» **EXERCISE INSTRUCTIONS**:
In the entries below, identify every line with the string "prix" and copy it.

» **SOURCE MATERIAL**:
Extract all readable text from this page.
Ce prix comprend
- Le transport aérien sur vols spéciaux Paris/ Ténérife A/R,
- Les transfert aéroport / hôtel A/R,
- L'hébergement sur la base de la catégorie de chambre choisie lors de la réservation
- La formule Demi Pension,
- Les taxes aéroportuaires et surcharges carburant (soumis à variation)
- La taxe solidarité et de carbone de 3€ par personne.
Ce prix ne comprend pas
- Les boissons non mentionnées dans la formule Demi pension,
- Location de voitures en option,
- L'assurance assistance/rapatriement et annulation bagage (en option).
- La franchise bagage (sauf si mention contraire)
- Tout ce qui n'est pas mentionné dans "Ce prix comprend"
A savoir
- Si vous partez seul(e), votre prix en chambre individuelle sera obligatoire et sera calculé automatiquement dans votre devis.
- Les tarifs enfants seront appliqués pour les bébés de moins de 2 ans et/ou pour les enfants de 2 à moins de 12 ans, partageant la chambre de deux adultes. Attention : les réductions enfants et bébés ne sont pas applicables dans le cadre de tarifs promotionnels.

» **OUTPUT**:
Ce prix comprend
Ce prix ne comprend pas
- Tout ce qui n'est pas mentionné dans "Ce prix comprend"
- Si vous partez seul(e), votre prix en chambre individuelle sera obligatoire et sera calculé automatiquement dans votre devis.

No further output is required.